▶ Instructions for the task: Within the material below, find each line bearing the word "this" and present it.

* Start *

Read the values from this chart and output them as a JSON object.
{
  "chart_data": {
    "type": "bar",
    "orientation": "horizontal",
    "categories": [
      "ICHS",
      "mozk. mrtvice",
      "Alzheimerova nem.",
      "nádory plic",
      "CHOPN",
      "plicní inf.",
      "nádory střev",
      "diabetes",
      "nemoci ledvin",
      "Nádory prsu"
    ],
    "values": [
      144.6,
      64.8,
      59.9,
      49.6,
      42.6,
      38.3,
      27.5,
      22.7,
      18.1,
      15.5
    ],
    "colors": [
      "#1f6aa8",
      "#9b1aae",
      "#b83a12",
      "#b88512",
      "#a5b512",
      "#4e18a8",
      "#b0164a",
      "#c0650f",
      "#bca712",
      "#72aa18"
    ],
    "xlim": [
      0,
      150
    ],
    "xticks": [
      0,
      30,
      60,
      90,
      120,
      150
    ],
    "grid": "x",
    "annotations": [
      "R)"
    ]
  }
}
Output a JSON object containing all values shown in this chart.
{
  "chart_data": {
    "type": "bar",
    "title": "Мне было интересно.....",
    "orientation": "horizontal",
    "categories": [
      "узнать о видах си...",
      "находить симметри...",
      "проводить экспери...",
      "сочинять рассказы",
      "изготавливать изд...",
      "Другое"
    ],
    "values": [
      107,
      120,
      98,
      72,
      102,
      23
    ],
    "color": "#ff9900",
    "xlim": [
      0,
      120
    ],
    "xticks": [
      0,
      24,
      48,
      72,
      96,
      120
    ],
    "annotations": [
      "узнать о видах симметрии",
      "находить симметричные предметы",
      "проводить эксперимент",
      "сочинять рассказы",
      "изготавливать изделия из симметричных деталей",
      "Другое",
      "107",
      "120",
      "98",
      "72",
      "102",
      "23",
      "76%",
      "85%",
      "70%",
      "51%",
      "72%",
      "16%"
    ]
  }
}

* End *

▶ Correct answer:
Read the values from this chart and output them as a JSON object.
Output a JSON object containing all values shown in this chart.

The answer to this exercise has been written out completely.